=== WRITTEN PROBLEM ===
Tally the lines that hold the word "Cumulative" and reply with that figure only.

Figure contents as structured data:
-- Begin --

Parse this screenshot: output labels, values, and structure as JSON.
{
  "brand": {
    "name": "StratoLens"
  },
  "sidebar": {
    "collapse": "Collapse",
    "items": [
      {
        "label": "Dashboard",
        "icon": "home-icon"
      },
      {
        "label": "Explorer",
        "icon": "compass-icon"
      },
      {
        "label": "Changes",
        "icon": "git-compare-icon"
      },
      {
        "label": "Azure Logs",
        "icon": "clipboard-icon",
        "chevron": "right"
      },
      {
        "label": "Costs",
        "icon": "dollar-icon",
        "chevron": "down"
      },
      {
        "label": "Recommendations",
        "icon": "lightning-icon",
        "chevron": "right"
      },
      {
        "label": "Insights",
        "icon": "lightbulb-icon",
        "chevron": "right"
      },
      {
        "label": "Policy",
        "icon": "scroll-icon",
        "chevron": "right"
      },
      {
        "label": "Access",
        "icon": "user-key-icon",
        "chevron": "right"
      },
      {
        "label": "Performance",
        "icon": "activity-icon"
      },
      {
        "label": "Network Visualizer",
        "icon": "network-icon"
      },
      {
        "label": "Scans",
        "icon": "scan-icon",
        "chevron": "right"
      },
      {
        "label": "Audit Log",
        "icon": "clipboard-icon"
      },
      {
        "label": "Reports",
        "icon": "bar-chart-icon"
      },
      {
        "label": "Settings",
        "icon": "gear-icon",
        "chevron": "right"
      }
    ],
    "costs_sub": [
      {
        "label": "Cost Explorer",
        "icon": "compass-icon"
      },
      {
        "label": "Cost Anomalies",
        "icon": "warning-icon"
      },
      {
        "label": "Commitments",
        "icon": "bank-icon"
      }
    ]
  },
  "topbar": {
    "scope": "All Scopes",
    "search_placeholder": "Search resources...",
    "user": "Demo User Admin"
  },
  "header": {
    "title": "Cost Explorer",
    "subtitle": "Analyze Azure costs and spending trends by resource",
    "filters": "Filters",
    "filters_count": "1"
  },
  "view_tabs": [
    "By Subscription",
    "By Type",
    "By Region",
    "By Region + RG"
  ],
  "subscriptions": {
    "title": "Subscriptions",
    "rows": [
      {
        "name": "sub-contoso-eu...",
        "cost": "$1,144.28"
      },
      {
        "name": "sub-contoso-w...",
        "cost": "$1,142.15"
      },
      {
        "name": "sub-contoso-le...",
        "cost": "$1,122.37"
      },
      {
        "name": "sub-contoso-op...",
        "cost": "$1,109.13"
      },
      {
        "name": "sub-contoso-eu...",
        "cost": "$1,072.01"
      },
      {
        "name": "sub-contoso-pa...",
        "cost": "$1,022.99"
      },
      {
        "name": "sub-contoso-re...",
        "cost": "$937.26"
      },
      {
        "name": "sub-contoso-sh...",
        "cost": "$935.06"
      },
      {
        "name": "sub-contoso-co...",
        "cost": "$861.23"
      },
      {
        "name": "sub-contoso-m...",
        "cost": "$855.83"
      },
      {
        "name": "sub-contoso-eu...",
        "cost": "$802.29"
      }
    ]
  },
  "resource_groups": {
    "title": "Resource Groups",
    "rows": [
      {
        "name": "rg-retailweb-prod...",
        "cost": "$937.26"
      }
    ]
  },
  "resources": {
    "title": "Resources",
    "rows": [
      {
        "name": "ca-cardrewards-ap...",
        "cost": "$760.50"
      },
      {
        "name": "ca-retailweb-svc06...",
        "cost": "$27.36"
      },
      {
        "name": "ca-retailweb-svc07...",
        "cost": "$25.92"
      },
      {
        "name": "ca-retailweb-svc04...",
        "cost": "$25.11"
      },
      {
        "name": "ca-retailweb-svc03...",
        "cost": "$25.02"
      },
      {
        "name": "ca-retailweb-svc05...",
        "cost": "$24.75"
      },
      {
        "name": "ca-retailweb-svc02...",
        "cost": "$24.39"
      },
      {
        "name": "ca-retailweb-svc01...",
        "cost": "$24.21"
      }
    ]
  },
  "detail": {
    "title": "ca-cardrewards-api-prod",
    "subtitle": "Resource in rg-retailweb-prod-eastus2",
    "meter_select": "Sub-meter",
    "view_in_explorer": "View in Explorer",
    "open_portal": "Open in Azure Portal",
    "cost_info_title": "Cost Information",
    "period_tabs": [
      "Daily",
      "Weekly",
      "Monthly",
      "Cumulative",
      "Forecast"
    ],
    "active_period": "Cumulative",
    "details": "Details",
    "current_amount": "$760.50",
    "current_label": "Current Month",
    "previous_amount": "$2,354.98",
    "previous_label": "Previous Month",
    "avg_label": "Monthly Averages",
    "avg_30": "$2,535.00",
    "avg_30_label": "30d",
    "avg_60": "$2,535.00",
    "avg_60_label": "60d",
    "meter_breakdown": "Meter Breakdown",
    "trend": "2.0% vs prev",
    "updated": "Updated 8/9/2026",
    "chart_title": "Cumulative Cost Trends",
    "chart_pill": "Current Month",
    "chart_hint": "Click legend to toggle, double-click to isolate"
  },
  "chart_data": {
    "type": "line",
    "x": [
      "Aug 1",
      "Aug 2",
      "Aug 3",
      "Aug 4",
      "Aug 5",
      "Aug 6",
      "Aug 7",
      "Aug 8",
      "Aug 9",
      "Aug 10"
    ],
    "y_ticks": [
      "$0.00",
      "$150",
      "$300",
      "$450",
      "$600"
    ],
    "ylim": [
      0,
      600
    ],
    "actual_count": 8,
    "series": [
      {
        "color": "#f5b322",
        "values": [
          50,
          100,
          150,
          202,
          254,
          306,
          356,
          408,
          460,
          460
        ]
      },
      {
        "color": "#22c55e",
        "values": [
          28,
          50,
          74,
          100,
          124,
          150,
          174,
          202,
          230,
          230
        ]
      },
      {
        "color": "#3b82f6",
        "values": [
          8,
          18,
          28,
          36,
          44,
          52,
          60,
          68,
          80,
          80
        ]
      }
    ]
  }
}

-- End --

=== SOLUTION FOR THIS EXERCISE ===
3